__Your goal__: Your task is to count the lines of the entries below that include the word "gently" and to give only the resulting number.

-- START Material --

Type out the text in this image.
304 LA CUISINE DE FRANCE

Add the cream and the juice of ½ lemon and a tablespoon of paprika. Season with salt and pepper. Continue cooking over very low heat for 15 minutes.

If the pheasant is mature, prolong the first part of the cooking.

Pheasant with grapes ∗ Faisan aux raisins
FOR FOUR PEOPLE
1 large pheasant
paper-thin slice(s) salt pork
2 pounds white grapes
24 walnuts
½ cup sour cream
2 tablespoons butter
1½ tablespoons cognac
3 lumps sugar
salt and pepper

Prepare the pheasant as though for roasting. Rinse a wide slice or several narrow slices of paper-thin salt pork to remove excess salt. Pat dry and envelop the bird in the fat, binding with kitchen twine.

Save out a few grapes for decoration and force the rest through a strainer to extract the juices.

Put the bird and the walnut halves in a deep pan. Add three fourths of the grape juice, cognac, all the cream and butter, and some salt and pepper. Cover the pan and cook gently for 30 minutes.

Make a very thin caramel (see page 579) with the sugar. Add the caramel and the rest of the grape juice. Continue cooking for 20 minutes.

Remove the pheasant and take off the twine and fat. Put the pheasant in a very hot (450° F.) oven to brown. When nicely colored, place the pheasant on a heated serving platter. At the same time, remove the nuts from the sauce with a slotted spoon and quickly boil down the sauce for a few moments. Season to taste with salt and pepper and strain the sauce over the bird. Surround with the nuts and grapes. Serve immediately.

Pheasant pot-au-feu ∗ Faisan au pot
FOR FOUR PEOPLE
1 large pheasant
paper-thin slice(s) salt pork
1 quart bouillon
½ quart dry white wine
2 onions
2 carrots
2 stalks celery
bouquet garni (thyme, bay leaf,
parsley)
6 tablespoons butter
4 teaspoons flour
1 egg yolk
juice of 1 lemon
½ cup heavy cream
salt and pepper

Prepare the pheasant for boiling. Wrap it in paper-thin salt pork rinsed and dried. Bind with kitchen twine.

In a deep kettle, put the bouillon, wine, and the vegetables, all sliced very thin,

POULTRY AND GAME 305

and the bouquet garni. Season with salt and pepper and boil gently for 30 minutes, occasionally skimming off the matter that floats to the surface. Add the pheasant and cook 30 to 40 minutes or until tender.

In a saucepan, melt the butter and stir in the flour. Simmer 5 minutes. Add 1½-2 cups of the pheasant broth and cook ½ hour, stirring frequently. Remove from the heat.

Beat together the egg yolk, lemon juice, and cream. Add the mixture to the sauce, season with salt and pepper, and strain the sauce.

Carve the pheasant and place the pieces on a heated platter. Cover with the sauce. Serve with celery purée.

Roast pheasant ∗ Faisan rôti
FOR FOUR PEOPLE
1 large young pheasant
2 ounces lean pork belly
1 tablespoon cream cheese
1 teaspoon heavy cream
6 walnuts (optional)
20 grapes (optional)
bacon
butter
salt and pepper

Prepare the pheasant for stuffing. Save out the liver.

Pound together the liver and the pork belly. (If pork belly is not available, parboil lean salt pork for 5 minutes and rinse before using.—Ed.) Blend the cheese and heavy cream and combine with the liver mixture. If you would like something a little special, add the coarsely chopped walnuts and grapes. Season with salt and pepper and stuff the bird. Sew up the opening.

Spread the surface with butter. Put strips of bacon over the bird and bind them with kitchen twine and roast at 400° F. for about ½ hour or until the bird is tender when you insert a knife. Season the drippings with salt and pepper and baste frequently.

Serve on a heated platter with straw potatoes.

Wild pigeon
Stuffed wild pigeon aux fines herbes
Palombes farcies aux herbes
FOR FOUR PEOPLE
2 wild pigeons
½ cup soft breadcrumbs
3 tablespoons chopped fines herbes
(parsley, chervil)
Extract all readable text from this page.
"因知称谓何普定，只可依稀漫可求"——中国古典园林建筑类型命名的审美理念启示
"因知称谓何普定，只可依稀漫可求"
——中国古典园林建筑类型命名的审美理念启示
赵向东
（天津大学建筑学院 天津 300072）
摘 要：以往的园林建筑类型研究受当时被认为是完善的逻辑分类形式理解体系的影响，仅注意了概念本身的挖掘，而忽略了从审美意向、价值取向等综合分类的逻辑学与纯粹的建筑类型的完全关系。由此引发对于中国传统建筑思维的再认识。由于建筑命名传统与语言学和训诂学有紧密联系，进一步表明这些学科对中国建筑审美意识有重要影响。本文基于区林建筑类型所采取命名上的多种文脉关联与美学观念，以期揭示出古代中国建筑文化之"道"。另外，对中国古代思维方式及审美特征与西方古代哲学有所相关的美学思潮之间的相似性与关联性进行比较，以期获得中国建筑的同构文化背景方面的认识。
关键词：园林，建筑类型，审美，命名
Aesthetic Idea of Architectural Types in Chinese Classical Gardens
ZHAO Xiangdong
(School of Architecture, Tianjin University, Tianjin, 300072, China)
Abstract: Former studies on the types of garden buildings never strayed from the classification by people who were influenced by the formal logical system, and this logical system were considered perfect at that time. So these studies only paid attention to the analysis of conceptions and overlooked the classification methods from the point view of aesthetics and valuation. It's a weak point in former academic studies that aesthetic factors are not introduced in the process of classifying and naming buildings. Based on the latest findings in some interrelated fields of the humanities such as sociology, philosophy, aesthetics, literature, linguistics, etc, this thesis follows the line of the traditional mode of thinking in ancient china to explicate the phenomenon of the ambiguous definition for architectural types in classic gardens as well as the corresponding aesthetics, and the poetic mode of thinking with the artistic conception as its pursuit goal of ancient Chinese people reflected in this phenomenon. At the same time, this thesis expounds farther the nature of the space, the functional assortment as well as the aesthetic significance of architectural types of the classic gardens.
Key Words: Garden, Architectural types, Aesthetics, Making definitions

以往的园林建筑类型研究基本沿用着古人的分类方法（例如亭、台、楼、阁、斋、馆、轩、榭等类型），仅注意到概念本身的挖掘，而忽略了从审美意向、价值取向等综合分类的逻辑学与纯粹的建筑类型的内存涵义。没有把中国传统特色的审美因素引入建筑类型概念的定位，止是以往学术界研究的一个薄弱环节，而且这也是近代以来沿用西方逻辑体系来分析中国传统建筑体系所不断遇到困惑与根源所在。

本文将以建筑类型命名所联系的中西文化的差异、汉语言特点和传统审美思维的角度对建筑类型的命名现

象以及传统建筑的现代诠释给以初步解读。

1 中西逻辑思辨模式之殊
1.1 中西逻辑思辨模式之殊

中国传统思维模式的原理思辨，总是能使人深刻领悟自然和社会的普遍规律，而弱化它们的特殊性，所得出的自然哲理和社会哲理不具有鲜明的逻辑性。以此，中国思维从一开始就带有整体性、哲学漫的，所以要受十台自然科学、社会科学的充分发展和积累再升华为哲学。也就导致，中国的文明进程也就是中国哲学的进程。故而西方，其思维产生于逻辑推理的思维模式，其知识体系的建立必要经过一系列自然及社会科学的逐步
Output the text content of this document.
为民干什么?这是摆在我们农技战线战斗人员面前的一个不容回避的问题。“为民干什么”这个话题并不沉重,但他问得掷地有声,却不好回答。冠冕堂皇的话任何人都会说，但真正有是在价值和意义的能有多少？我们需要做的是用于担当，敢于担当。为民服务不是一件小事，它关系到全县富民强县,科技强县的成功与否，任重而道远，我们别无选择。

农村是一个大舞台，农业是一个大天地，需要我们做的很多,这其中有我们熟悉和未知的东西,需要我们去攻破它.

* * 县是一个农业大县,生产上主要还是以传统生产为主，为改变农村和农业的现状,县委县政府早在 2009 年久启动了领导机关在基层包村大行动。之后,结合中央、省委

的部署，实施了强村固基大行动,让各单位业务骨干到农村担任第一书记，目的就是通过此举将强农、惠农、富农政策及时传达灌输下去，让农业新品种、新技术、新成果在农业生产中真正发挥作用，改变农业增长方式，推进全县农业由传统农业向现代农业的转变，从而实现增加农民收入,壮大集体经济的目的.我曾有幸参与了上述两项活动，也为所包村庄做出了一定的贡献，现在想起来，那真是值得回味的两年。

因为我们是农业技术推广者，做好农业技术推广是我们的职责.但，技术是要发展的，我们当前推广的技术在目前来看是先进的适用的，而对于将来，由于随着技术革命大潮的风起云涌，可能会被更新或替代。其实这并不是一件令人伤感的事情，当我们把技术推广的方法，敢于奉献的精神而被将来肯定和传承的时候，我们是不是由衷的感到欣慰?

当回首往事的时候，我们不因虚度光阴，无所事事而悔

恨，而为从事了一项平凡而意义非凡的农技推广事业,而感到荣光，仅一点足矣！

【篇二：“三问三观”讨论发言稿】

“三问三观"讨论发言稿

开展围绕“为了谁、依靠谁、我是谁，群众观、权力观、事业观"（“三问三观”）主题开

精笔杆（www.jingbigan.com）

-- END Material --

__Output for this task__: 2